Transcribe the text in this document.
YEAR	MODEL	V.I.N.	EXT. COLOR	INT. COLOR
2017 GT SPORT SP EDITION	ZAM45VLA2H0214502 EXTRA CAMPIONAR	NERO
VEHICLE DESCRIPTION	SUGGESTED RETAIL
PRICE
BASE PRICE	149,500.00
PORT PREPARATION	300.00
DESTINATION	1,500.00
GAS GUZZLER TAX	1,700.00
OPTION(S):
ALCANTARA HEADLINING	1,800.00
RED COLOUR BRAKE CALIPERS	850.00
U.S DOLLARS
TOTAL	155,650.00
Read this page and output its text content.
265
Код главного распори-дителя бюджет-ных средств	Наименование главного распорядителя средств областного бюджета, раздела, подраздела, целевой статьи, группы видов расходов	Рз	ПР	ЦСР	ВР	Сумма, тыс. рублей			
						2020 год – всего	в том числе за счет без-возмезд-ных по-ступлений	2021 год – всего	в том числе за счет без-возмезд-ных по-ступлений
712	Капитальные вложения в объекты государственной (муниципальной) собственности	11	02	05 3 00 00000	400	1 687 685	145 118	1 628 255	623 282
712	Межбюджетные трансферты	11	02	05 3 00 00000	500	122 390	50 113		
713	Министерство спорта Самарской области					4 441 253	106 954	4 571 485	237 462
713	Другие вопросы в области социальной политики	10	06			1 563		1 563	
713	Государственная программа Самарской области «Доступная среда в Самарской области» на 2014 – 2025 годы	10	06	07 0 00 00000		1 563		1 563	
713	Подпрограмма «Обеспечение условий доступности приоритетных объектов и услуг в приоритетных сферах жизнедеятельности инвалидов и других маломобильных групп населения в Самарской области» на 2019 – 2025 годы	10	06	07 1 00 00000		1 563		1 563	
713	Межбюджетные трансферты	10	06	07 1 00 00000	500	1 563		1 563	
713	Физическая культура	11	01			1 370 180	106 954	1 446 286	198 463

Task brief. Answer with one number only: how many lines above contain the word "this".

Task result. 2